*What to do*:
Extract the text of each entry below exactly, leaving every image behind.

[Stored records]
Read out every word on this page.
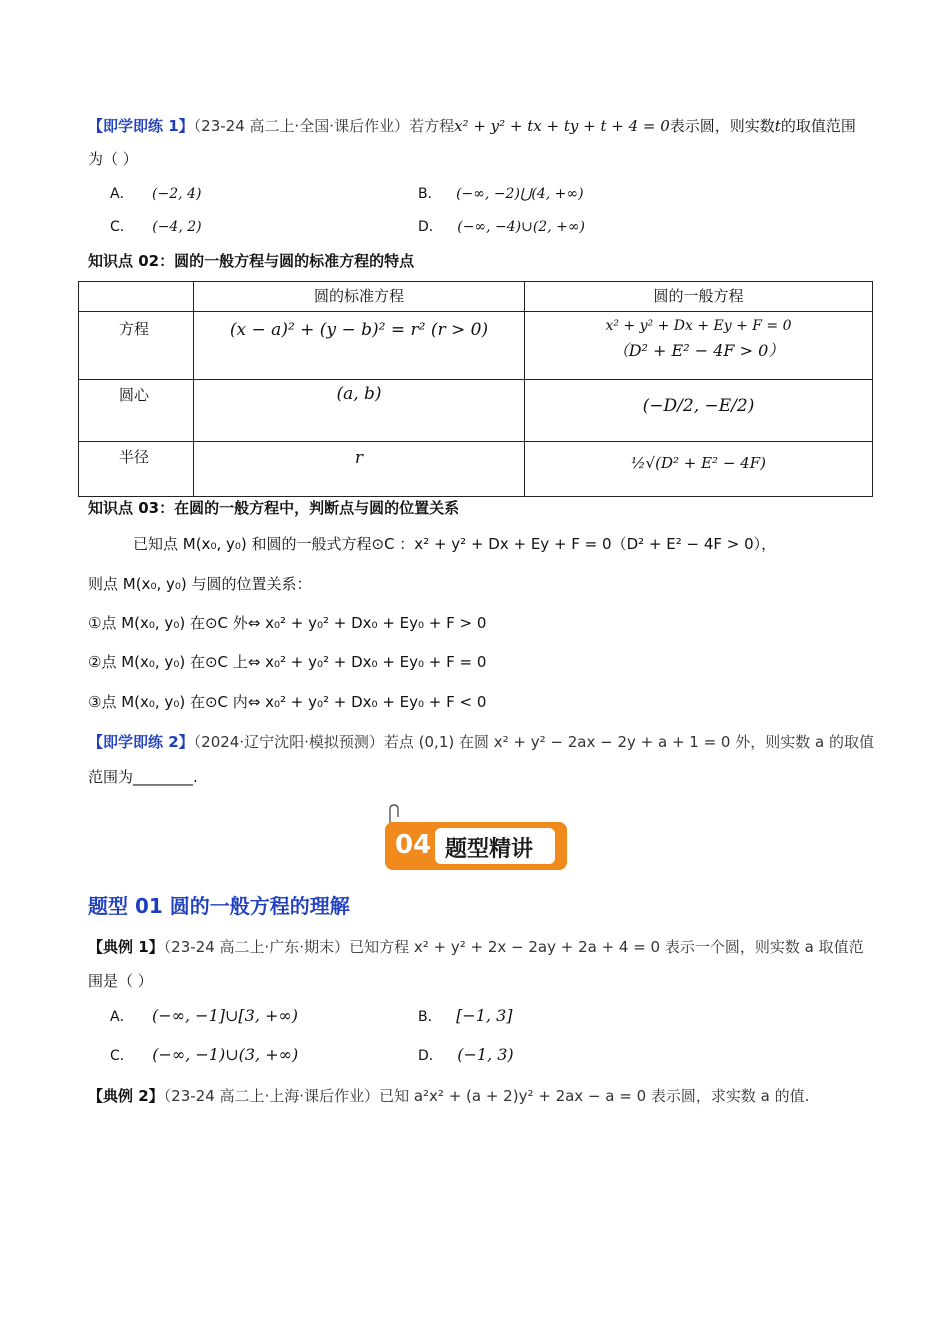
【即学即练 1】（23-24 高二上·全国·课后作业）若方程x² + y² + tx + ty + t + 4 = 0表示圆，则实数t的取值范围
为（ ）
A． (−2, 4)	B． (−∞, −2)⋃(4, +∞)
C． (−4, 2)	D． (−∞, −4)∪(2, +∞)
知识点 02：圆的一般方程与圆的标准方程的特点
	圆的标准方程	圆的一般方程
方程	(x − a)² + (y − b)² = r² (r > 0)	x² + y² + Dx + Ey + F = 0
（D² + E² − 4F > 0）

圆心	(a, b)	(−D/2, −E/2)
半径	r	½√(D² + E² − 4F)
知识点 03：在圆的一般方程中，判断点与圆的位置关系
已知点 M(x₀, y₀) 和圆的一般式方程⊙C ：x² + y² + Dx + Ey + F = 0（D² + E² − 4F > 0），
则点 M(x₀, y₀) 与圆的位置关系：
①点 M(x₀, y₀) 在⊙C 外⇔ x₀² + y₀² + Dx₀ + Ey₀ + F > 0
②点 M(x₀, y₀) 在⊙C 上⇔ x₀² + y₀² + Dx₀ + Ey₀ + F = 0
③点 M(x₀, y₀) 在⊙C 内⇔ x₀² + y₀² + Dx₀ + Ey₀ + F < 0
【即学即练 2】（2024·辽宁沈阳·模拟预测）若点 (0,1) 在圆 x² + y² − 2ax − 2y + a + 1 = 0 外，则实数 a 的取值
范围为________.
04 题型精讲
题型 01 圆的一般方程的理解
【典例 1】（23-24 高二上·广东·期末）已知方程 x² + y² + 2x − 2ay + 2a + 4 = 0 表示一个圆，则实数 a 取值范
围是（ ）
A． (−∞, −1]∪[3, +∞)	B． [−1, 3]
C． (−∞, −1)∪(3, +∞)	D． (−1, 3)
【典例 2】（23-24 高二上·上海·课后作业）已知 a²x² + (a + 2)y² + 2ax − a = 0 表示圆，求实数 a 的值.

*Full solution*:
Read out every word on this page.
【即学即练 1】（23-24 高二上·全国·课后作业）若方程x² + y² + tx + ty + t + 4 = 0表示圆，则实数t的取值范围
为（ ）
A． (−2, 4)	B． (−∞, −2)⋃(4, +∞)
C． (−4, 2)	D． (−∞, −4)∪(2, +∞)
知识点 02：圆的一般方程与圆的标准方程的特点
	圆的标准方程	圆的一般方程
方程	(x − a)² + (y − b)² = r² (r > 0)	x² + y² + Dx + Ey + F = 0
（D² + E² − 4F > 0）

圆心	(a, b)	(−D/2, −E/2)
半径	r	½√(D² + E² − 4F)
知识点 03：在圆的一般方程中，判断点与圆的位置关系
已知点 M(x₀, y₀) 和圆的一般式方程⊙C ：x² + y² + Dx + Ey + F = 0（D² + E² − 4F > 0），
则点 M(x₀, y₀) 与圆的位置关系：
①点 M(x₀, y₀) 在⊙C 外⇔ x₀² + y₀² + Dx₀ + Ey₀ + F > 0
②点 M(x₀, y₀) 在⊙C 上⇔ x₀² + y₀² + Dx₀ + Ey₀ + F = 0
③点 M(x₀, y₀) 在⊙C 内⇔ x₀² + y₀² + Dx₀ + Ey₀ + F < 0
【即学即练 2】（2024·辽宁沈阳·模拟预测）若点 (0,1) 在圆 x² + y² − 2ax − 2y + a + 1 = 0 外，则实数 a 的取值
范围为________.
04 题型精讲
题型 01 圆的一般方程的理解
【典例 1】（23-24 高二上·广东·期末）已知方程 x² + y² + 2x − 2ay + 2a + 4 = 0 表示一个圆，则实数 a 取值范
围是（ ）
A． (−∞, −1]∪[3, +∞)	B． [−1, 3]
C． (−∞, −1)∪(3, +∞)	D． (−1, 3)
【典例 2】（23-24 高二上·上海·课后作业）已知 a²x² + (a + 2)y² + 2ax − a = 0 表示圆，求实数 a 的值.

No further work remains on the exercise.